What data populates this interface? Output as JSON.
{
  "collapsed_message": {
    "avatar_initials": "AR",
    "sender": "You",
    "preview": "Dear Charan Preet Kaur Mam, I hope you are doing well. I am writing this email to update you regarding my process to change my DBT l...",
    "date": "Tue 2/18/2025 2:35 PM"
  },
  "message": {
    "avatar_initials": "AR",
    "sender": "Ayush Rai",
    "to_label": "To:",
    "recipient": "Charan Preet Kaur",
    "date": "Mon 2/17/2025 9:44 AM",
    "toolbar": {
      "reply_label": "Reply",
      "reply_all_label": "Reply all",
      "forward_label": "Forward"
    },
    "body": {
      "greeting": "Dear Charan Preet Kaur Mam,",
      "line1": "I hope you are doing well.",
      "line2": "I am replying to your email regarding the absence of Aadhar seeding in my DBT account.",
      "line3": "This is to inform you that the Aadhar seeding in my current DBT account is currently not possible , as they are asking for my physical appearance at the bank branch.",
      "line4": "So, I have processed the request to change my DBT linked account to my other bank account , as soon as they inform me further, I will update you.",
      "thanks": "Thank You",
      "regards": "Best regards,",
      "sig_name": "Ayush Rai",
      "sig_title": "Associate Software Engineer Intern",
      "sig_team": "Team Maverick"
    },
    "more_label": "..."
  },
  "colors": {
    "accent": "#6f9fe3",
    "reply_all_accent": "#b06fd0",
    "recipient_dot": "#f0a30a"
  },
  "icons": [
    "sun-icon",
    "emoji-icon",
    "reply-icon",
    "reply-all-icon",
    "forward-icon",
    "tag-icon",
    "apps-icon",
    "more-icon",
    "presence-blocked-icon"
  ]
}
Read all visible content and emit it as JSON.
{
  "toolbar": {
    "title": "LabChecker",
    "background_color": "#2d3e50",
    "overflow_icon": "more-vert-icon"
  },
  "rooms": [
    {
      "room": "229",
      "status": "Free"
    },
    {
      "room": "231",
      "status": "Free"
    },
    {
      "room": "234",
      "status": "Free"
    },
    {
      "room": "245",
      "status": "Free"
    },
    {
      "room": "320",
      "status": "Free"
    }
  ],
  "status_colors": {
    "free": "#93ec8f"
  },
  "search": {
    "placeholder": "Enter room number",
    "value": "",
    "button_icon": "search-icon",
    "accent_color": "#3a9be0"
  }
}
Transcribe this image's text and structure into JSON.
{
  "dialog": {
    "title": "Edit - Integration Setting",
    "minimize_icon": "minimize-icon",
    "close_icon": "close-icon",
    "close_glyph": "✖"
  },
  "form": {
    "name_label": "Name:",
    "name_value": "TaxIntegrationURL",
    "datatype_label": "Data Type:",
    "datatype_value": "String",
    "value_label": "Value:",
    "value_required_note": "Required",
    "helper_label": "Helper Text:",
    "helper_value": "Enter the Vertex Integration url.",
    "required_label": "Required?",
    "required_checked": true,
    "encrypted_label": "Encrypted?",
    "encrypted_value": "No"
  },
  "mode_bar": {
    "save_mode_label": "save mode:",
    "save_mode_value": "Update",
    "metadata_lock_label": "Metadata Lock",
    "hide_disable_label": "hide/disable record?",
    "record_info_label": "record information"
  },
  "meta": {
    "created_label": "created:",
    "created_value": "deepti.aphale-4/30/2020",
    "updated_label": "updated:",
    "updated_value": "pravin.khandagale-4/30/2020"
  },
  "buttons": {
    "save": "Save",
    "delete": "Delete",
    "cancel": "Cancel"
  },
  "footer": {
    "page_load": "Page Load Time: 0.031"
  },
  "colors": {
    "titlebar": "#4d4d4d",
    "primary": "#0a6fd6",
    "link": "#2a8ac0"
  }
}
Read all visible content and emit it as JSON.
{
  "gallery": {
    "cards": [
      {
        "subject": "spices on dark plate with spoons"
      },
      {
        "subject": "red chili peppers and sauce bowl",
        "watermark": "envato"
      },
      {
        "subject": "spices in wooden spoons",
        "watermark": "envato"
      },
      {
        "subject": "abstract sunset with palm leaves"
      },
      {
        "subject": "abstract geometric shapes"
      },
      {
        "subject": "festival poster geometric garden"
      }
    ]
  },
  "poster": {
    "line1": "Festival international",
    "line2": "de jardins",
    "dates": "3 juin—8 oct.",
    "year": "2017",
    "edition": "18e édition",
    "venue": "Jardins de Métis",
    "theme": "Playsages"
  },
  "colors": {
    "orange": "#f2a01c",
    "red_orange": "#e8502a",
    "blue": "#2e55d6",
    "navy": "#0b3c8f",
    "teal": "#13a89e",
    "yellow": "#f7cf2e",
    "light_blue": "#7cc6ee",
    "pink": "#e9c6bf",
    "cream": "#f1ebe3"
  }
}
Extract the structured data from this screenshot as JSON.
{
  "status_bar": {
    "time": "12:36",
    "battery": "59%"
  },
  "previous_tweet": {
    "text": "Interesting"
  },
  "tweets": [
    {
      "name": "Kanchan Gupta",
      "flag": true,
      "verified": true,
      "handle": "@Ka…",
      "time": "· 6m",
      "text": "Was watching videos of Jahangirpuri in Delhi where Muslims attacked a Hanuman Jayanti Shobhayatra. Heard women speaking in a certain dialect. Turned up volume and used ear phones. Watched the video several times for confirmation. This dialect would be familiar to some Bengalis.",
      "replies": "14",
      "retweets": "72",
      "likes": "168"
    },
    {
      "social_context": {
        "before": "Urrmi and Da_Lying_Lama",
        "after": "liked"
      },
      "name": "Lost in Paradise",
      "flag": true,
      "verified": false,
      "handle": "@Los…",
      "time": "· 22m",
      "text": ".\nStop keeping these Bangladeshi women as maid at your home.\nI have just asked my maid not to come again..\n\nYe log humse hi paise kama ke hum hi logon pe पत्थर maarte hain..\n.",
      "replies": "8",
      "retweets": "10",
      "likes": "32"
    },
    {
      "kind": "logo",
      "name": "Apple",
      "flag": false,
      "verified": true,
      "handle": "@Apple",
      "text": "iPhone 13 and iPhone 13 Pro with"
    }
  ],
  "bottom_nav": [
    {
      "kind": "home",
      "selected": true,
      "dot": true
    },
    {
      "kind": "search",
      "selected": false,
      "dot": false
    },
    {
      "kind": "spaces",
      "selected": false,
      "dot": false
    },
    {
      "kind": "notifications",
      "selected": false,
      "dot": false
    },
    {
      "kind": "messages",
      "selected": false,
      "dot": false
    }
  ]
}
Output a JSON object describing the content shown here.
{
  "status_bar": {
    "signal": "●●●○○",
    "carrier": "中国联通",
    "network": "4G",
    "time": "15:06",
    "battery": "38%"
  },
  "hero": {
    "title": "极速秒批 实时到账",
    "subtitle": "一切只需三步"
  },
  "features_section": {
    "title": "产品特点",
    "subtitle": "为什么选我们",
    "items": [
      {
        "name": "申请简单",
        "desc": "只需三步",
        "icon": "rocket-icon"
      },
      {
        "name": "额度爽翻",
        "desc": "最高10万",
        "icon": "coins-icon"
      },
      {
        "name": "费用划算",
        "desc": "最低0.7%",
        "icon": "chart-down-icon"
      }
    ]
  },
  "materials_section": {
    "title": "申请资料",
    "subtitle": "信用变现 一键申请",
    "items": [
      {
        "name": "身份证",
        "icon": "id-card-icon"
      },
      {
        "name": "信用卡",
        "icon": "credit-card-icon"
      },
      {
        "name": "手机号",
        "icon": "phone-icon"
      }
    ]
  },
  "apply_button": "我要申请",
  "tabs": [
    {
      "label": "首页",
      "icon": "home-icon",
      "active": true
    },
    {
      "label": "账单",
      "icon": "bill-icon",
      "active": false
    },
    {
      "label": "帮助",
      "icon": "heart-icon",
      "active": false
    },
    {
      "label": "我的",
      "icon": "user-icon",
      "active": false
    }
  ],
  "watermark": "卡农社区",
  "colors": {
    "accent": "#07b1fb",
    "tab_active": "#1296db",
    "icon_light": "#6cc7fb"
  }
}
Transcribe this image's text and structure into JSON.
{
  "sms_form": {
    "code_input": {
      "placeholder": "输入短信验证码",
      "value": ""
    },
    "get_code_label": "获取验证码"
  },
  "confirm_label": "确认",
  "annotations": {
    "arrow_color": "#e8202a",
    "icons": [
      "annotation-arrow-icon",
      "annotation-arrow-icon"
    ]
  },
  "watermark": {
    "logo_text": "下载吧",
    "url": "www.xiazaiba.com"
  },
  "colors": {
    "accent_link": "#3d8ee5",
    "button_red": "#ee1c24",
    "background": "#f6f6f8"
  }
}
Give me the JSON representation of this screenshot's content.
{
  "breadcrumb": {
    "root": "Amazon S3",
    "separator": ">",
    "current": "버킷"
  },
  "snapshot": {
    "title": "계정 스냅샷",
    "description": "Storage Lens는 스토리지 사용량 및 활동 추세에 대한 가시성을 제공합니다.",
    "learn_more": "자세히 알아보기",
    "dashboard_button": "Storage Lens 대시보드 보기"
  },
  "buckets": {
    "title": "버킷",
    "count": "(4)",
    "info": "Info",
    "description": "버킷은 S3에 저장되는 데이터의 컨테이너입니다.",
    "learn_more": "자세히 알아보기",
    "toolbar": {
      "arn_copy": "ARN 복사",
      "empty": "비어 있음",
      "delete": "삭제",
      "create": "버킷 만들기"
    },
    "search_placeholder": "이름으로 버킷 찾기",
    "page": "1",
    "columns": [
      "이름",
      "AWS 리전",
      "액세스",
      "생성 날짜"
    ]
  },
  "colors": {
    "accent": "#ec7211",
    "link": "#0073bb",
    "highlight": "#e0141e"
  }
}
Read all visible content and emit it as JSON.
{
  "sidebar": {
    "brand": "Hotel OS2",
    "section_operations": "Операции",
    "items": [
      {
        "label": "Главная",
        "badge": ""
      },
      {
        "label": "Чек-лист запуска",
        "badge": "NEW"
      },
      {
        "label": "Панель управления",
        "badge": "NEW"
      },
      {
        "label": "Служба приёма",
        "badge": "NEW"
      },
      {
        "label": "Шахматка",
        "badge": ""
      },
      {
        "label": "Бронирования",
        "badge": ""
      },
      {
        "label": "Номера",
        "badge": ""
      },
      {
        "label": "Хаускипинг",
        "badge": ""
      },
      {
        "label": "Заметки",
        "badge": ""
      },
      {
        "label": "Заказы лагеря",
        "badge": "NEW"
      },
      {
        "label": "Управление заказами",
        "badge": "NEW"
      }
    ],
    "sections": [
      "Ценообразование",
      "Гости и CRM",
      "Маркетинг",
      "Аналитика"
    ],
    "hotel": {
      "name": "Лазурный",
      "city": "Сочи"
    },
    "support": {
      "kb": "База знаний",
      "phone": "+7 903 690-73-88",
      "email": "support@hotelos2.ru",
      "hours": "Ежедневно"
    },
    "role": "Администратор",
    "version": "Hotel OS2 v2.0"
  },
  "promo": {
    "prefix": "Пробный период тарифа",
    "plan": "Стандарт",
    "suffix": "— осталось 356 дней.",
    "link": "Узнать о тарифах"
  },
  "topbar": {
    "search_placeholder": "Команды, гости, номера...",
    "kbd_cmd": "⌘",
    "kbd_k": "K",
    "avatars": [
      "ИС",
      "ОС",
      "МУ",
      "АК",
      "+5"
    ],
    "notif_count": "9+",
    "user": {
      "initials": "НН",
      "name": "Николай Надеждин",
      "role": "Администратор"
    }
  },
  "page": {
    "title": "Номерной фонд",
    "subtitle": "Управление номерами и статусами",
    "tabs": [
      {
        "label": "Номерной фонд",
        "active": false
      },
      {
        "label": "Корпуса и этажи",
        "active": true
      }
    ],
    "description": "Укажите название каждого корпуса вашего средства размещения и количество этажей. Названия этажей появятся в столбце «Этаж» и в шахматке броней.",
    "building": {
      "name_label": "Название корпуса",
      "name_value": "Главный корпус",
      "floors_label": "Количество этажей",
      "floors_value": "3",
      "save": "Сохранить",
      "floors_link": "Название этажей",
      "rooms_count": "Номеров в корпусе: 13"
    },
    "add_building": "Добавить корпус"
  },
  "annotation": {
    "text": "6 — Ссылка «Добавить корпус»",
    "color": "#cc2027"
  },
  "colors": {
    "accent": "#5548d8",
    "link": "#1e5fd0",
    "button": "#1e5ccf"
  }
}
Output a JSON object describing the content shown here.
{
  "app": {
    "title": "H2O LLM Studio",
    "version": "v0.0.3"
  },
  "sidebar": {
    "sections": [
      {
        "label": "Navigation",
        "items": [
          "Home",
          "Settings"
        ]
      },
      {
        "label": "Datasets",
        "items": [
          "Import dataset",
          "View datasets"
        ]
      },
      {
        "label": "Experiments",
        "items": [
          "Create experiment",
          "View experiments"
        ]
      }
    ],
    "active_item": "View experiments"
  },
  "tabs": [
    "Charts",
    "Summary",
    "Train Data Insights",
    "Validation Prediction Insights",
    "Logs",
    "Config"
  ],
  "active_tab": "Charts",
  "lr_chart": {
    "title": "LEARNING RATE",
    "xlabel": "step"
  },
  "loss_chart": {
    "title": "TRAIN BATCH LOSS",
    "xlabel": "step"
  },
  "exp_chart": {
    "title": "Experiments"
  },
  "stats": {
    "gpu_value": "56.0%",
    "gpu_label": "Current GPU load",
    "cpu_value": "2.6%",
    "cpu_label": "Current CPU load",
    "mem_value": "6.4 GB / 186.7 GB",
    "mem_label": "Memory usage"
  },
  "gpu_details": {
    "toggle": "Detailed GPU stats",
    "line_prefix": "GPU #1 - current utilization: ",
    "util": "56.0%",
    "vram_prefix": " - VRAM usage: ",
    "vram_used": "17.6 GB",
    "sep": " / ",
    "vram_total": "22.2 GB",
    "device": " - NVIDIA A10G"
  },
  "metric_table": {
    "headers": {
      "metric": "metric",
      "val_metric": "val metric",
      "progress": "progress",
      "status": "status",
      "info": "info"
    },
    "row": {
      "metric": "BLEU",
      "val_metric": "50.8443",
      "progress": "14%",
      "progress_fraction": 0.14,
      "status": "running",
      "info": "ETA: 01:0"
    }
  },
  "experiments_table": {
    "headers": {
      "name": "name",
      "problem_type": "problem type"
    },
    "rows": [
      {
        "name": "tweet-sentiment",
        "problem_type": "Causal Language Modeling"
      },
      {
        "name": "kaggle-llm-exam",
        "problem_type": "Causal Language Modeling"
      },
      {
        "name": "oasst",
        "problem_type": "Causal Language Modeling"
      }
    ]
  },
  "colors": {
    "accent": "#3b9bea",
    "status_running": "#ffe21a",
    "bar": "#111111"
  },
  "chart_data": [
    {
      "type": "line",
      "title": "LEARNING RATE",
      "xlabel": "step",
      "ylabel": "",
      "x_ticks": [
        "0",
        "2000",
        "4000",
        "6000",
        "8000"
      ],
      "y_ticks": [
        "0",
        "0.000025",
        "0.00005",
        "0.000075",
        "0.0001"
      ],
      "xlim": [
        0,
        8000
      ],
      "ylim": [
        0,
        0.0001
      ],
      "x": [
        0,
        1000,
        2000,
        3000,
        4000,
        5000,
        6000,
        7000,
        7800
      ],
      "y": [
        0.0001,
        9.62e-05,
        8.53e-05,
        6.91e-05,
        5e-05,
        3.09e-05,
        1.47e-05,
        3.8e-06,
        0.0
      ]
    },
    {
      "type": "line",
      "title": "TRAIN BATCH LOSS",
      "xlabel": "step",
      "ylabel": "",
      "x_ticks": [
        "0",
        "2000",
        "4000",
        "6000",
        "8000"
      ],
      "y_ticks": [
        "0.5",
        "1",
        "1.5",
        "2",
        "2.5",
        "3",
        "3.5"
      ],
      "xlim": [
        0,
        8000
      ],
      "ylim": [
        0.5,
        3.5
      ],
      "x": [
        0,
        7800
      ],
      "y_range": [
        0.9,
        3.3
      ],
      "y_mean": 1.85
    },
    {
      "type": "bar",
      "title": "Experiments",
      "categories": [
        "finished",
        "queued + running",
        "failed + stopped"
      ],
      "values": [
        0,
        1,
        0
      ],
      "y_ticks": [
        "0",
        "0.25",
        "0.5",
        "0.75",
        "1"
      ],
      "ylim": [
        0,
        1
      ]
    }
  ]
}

== == ==

WHAT IS EXPECTED - Copy each line of the listing that includes "they".

WRITTEN RESPONSE -
      "line3": "This is to inform you that the Aadhar seeding in my current DBT account is currently not possible , as they are asking for my physical appearance at the bank branch.",
      "line4": "So, I have processed the request to change my DBT linked account to my other bank account , as soon as they inform me further, I will update you.",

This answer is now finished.